-------- DATA PROVIDED --------

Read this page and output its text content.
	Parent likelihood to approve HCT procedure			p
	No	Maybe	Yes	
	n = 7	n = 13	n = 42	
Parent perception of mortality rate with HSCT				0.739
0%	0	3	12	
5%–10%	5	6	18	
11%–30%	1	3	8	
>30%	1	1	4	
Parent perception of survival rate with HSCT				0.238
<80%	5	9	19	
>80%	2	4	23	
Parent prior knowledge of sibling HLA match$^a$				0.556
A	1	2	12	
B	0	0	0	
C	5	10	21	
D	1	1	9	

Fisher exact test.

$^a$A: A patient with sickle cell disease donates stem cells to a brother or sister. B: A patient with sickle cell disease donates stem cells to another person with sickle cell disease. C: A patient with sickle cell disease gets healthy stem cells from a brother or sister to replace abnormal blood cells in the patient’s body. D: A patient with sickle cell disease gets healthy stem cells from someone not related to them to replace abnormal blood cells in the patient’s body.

--------

WHAT YOU WILL DO: When copying the data above, keep every line exactly as written.

RESULT OF THIS EXERCISE:
Read this page and output its text content.
	Parent likelihood to approve HCT procedure			p
	No	Maybe	Yes	
	n = 7	n = 13	n = 42	
Parent perception of mortality rate with HSCT				0.739
0%	0	3	12	
5%–10%	5	6	18	
11%–30%	1	3	8	
>30%	1	1	4	
Parent perception of survival rate with HSCT				0.238
<80%	5	9	19	
>80%	2	4	23	
Parent prior knowledge of sibling HLA match$^a$				0.556
A	1	2	12	
B	0	0	0	
C	5	10	21	
D	1	1	9	

Fisher exact test.

$^a$A: A patient with sickle cell disease donates stem cells to a brother or sister. B: A patient with sickle cell disease donates stem cells to another person with sickle cell disease. C: A patient with sickle cell disease gets healthy stem cells from a brother or sister to replace abnormal blood cells in the patient’s body. D: A patient with sickle cell disease gets healthy stem cells from someone not related to them to replace abnormal blood cells in the patient’s body.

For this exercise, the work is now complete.